◆ **Task statement**: Copy every line that contains the string "input" from the entries below.

◆ **Dataset rows**:
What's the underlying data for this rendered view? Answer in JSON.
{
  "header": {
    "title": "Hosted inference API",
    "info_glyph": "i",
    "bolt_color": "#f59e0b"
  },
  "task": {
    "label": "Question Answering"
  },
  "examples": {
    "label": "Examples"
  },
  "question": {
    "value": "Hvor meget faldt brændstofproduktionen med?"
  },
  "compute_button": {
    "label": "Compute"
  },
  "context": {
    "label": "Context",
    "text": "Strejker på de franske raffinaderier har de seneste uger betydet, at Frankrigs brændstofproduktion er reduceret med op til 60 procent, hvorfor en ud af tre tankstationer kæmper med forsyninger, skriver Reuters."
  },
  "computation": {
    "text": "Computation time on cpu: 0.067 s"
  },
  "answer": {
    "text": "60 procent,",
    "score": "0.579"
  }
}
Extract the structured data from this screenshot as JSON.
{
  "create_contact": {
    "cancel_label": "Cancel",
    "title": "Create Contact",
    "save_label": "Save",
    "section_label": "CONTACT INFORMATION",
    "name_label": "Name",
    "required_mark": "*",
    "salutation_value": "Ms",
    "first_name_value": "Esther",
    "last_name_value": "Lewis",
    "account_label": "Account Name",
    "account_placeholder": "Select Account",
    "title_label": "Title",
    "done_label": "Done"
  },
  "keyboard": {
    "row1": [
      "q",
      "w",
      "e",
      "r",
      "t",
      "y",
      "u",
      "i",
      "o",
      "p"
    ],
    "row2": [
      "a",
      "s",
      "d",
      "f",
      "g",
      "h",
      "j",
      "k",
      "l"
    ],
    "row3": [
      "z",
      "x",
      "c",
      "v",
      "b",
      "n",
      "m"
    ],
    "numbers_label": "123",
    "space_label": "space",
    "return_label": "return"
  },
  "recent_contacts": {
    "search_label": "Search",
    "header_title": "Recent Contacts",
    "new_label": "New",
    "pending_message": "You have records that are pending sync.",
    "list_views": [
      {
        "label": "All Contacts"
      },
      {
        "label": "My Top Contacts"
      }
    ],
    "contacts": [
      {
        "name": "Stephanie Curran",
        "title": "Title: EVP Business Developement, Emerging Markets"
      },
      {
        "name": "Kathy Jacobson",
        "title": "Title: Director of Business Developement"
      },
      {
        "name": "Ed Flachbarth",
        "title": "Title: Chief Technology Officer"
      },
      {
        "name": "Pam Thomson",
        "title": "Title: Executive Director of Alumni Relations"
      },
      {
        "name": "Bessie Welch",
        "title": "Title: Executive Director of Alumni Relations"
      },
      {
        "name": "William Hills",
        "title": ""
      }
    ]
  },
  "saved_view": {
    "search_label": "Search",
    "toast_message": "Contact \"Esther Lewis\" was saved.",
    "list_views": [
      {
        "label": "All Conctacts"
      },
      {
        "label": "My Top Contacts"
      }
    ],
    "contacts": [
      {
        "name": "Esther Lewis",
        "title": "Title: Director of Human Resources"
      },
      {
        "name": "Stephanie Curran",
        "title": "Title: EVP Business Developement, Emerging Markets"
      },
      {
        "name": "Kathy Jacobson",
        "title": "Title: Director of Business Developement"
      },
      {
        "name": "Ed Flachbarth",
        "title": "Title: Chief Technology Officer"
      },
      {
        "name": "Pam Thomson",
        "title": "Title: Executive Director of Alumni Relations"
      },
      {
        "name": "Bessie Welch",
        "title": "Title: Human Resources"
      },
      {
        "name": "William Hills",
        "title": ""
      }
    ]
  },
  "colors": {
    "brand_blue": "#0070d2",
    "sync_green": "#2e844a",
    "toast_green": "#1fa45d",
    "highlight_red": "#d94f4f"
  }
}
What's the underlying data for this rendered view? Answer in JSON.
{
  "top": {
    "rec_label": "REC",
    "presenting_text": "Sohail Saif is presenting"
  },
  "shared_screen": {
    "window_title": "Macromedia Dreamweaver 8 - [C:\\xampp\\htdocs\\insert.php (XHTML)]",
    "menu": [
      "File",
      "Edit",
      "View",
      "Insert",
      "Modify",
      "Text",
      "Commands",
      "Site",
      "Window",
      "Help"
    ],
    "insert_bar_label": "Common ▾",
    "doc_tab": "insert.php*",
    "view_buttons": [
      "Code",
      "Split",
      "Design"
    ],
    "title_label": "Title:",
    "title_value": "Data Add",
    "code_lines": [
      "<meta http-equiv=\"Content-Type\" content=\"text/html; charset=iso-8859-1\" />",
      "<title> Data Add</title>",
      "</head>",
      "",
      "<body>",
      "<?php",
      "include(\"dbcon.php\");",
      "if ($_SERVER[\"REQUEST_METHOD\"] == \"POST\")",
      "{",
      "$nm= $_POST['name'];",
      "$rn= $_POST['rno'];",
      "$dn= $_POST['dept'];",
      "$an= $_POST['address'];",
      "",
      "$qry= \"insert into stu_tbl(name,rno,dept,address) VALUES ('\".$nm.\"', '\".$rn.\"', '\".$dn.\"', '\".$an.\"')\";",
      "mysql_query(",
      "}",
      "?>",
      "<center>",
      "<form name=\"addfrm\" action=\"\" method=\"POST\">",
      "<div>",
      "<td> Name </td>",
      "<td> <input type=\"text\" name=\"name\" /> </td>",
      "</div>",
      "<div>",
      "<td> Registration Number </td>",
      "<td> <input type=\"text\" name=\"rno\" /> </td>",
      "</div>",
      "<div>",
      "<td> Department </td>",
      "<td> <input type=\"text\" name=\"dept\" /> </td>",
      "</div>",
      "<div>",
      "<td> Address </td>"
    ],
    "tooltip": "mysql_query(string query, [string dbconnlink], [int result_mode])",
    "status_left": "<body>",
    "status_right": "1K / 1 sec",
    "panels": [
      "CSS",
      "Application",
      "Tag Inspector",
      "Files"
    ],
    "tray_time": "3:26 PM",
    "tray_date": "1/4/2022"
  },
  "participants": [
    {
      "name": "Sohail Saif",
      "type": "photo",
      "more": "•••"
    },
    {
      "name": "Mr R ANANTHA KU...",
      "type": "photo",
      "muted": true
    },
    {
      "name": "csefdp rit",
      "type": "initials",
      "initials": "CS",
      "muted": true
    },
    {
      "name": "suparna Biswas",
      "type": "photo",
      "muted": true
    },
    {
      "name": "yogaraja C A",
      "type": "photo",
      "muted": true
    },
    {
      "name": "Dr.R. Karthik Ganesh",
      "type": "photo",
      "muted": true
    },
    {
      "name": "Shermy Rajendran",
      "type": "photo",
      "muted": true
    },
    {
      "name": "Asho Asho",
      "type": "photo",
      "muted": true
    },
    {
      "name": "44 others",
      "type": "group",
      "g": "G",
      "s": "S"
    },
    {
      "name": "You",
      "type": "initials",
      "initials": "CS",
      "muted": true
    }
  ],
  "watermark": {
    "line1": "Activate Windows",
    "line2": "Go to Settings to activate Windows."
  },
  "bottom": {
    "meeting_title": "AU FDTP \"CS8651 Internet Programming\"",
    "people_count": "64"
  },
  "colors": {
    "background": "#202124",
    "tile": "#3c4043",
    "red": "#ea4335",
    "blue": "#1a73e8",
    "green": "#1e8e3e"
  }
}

◆ **Exercise output**:
      "<td> <input type=\"text\" name=\"name\" /> </td>",
      "<td> <input type=\"text\" name=\"rno\" /> </td>",
      "<td> <input type=\"text\" name=\"dept\" /> </td>",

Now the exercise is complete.